### Exercise:
Repeat, line for line, the entries printed below.

### Provided data:
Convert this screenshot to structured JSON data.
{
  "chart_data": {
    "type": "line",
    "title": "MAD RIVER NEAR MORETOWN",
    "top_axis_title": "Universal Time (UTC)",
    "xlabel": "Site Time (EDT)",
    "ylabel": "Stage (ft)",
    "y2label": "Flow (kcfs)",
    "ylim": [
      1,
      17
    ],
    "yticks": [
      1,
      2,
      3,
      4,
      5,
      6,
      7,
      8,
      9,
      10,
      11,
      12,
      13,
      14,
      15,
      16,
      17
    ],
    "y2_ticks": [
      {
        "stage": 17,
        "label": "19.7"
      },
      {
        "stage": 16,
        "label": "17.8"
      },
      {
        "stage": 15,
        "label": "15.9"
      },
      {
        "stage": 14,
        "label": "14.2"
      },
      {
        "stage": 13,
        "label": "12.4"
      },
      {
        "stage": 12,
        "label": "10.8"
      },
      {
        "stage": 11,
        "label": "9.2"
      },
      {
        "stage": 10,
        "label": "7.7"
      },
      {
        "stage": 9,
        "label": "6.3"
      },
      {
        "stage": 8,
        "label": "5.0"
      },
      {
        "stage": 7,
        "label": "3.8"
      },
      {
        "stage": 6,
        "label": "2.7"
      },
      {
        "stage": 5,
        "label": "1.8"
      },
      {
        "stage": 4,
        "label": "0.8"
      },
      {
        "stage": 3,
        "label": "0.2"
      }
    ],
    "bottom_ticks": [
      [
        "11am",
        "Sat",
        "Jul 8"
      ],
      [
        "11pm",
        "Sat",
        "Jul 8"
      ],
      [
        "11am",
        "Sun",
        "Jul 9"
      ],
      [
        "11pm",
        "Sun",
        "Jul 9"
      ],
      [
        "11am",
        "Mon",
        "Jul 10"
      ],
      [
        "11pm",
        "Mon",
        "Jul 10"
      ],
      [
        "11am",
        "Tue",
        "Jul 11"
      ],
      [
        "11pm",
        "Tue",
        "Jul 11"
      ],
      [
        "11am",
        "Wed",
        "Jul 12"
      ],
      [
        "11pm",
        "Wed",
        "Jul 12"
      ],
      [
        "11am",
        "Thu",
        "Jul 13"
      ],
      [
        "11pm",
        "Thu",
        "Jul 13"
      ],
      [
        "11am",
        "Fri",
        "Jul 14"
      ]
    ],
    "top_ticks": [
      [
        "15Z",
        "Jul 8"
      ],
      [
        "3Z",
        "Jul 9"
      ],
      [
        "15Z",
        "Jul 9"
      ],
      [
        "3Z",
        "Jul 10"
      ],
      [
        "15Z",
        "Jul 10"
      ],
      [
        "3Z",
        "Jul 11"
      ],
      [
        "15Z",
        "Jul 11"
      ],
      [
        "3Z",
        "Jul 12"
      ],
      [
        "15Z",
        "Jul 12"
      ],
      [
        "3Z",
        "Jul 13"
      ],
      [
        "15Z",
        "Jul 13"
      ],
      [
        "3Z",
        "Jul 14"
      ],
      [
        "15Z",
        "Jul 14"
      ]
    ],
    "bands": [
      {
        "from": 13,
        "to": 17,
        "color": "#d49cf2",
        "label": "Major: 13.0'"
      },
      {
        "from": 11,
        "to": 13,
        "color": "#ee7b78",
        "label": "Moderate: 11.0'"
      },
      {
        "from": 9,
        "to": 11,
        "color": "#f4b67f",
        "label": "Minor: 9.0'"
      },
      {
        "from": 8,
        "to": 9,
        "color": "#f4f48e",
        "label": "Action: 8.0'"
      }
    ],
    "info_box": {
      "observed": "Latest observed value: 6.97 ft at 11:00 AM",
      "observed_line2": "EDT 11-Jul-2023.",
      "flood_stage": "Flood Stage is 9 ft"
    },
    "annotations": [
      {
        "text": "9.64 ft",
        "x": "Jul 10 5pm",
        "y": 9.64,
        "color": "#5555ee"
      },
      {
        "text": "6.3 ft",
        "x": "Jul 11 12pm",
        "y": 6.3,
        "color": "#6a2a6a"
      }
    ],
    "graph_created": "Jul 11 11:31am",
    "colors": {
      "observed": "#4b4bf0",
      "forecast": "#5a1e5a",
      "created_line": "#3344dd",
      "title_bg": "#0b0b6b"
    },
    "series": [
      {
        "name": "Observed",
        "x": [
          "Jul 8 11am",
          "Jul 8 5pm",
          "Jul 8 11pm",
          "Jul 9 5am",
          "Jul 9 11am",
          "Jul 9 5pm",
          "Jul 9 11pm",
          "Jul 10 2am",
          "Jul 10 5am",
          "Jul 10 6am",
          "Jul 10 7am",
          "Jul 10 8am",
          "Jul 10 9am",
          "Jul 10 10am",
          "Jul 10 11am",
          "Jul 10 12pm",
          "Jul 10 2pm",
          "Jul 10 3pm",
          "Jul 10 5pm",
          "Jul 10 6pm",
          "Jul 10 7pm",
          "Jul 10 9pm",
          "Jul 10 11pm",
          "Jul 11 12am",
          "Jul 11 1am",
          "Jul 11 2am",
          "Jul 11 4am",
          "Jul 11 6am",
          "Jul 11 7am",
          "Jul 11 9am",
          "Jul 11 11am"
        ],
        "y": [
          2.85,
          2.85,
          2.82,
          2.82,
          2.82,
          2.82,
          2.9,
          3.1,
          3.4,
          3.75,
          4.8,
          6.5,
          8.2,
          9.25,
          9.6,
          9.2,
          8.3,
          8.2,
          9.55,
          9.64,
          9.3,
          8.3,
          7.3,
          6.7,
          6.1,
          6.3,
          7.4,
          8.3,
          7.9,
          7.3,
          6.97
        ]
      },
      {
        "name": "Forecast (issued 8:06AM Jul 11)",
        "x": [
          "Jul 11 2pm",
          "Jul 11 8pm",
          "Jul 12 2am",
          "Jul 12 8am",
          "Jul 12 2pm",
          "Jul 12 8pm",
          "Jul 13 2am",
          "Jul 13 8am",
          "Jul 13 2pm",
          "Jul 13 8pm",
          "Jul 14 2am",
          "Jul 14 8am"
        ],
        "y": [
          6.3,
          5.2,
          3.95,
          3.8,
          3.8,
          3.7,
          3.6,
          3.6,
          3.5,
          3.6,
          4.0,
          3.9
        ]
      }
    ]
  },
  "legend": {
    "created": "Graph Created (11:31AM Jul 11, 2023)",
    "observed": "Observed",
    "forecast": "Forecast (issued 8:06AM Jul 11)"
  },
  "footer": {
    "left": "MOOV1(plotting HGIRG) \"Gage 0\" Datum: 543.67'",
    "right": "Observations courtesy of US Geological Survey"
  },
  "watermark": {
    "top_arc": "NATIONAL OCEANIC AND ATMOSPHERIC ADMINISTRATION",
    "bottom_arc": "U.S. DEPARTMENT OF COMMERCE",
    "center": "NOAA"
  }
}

### Exercise solution:
Convert this screenshot to structured JSON data.
{
  "chart_data": {
    "type": "line",
    "title": "MAD RIVER NEAR MORETOWN",
    "top_axis_title": "Universal Time (UTC)",
    "xlabel": "Site Time (EDT)",
    "ylabel": "Stage (ft)",
    "y2label": "Flow (kcfs)",
    "ylim": [
      1,
      17
    ],
    "yticks": [
      1,
      2,
      3,
      4,
      5,
      6,
      7,
      8,
      9,
      10,
      11,
      12,
      13,
      14,
      15,
      16,
      17
    ],
    "y2_ticks": [
      {
        "stage": 17,
        "label": "19.7"
      },
      {
        "stage": 16,
        "label": "17.8"
      },
      {
        "stage": 15,
        "label": "15.9"
      },
      {
        "stage": 14,
        "label": "14.2"
      },
      {
        "stage": 13,
        "label": "12.4"
      },
      {
        "stage": 12,
        "label": "10.8"
      },
      {
        "stage": 11,
        "label": "9.2"
      },
      {
        "stage": 10,
        "label": "7.7"
      },
      {
        "stage": 9,
        "label": "6.3"
      },
      {
        "stage": 8,
        "label": "5.0"
      },
      {
        "stage": 7,
        "label": "3.8"
      },
      {
        "stage": 6,
        "label": "2.7"
      },
      {
        "stage": 5,
        "label": "1.8"
      },
      {
        "stage": 4,
        "label": "0.8"
      },
      {
        "stage": 3,
        "label": "0.2"
      }
    ],
    "bottom_ticks": [
      [
        "11am",
        "Sat",
        "Jul 8"
      ],
      [
        "11pm",
        "Sat",
        "Jul 8"
      ],
      [
        "11am",
        "Sun",
        "Jul 9"
      ],
      [
        "11pm",
        "Sun",
        "Jul 9"
      ],
      [
        "11am",
        "Mon",
        "Jul 10"
      ],
      [
        "11pm",
        "Mon",
        "Jul 10"
      ],
      [
        "11am",
        "Tue",
        "Jul 11"
      ],
      [
        "11pm",
        "Tue",
        "Jul 11"
      ],
      [
        "11am",
        "Wed",
        "Jul 12"
      ],
      [
        "11pm",
        "Wed",
        "Jul 12"
      ],
      [
        "11am",
        "Thu",
        "Jul 13"
      ],
      [
        "11pm",
        "Thu",
        "Jul 13"
      ],
      [
        "11am",
        "Fri",
        "Jul 14"
      ]
    ],
    "top_ticks": [
      [
        "15Z",
        "Jul 8"
      ],
      [
        "3Z",
        "Jul 9"
      ],
      [
        "15Z",
        "Jul 9"
      ],
      [
        "3Z",
        "Jul 10"
      ],
      [
        "15Z",
        "Jul 10"
      ],
      [
        "3Z",
        "Jul 11"
      ],
      [
        "15Z",
        "Jul 11"
      ],
      [
        "3Z",
        "Jul 12"
      ],
      [
        "15Z",
        "Jul 12"
      ],
      [
        "3Z",
        "Jul 13"
      ],
      [
        "15Z",
        "Jul 13"
      ],
      [
        "3Z",
        "Jul 14"
      ],
      [
        "15Z",
        "Jul 14"
      ]
    ],
    "bands": [
      {
        "from": 13,
        "to": 17,
        "color": "#d49cf2",
        "label": "Major: 13.0'"
      },
      {
        "from": 11,
        "to": 13,
        "color": "#ee7b78",
        "label": "Moderate: 11.0'"
      },
      {
        "from": 9,
        "to": 11,
        "color": "#f4b67f",
        "label": "Minor: 9.0'"
      },
      {
        "from": 8,
        "to": 9,
        "color": "#f4f48e",
        "label": "Action: 8.0'"
      }
    ],
    "info_box": {
      "observed": "Latest observed value: 6.97 ft at 11:00 AM",
      "observed_line2": "EDT 11-Jul-2023.",
      "flood_stage": "Flood Stage is 9 ft"
    },
    "annotations": [
      {
        "text": "9.64 ft",
        "x": "Jul 10 5pm",
        "y": 9.64,
        "color": "#5555ee"
      },
      {
        "text": "6.3 ft",
        "x": "Jul 11 12pm",
        "y": 6.3,
        "color": "#6a2a6a"
      }
    ],
    "graph_created": "Jul 11 11:31am",
    "colors": {
      "observed": "#4b4bf0",
      "forecast": "#5a1e5a",
      "created_line": "#3344dd",
      "title_bg": "#0b0b6b"
    },
    "series": [
      {
        "name": "Observed",
        "x": [
          "Jul 8 11am",
          "Jul 8 5pm",
          "Jul 8 11pm",
          "Jul 9 5am",
          "Jul 9 11am",
          "Jul 9 5pm",
          "Jul 9 11pm",
          "Jul 10 2am",
          "Jul 10 5am",
          "Jul 10 6am",
          "Jul 10 7am",
          "Jul 10 8am",
          "Jul 10 9am",
          "Jul 10 10am",
          "Jul 10 11am",
          "Jul 10 12pm",
          "Jul 10 2pm",
          "Jul 10 3pm",
          "Jul 10 5pm",
          "Jul 10 6pm",
          "Jul 10 7pm",
          "Jul 10 9pm",
          "Jul 10 11pm",
          "Jul 11 12am",
          "Jul 11 1am",
          "Jul 11 2am",
          "Jul 11 4am",
          "Jul 11 6am",
          "Jul 11 7am",
          "Jul 11 9am",
          "Jul 11 11am"
        ],
        "y": [
          2.85,
          2.85,
          2.82,
          2.82,
          2.82,
          2.82,
          2.9,
          3.1,
          3.4,
          3.75,
          4.8,
          6.5,
          8.2,
          9.25,
          9.6,
          9.2,
          8.3,
          8.2,
          9.55,
          9.64,
          9.3,
          8.3,
          7.3,
          6.7,
          6.1,
          6.3,
          7.4,
          8.3,
          7.9,
          7.3,
          6.97
        ]
      },
      {
        "name": "Forecast (issued 8:06AM Jul 11)",
        "x": [
          "Jul 11 2pm",
          "Jul 11 8pm",
          "Jul 12 2am",
          "Jul 12 8am",
          "Jul 12 2pm",
          "Jul 12 8pm",
          "Jul 13 2am",
          "Jul 13 8am",
          "Jul 13 2pm",
          "Jul 13 8pm",
          "Jul 14 2am",
          "Jul 14 8am"
        ],
        "y": [
          6.3,
          5.2,
          3.95,
          3.8,
          3.8,
          3.7,
          3.6,
          3.6,
          3.5,
          3.6,
          4.0,
          3.9
        ]
      }
    ]
  },
  "legend": {
    "created": "Graph Created (11:31AM Jul 11, 2023)",
    "observed": "Observed",
    "forecast": "Forecast (issued 8:06AM Jul 11)"
  },
  "footer": {
    "left": "MOOV1(plotting HGIRG) \"Gage 0\" Datum: 543.67'",
    "right": "Observations courtesy of US Geological Survey"
  },
  "watermark": {
    "top_arc": "NATIONAL OCEANIC AND ATMOSPHERIC ADMINISTRATION",
    "bottom_arc": "U.S. DEPARTMENT OF COMMERCE",
    "center": "NOAA"
  }
}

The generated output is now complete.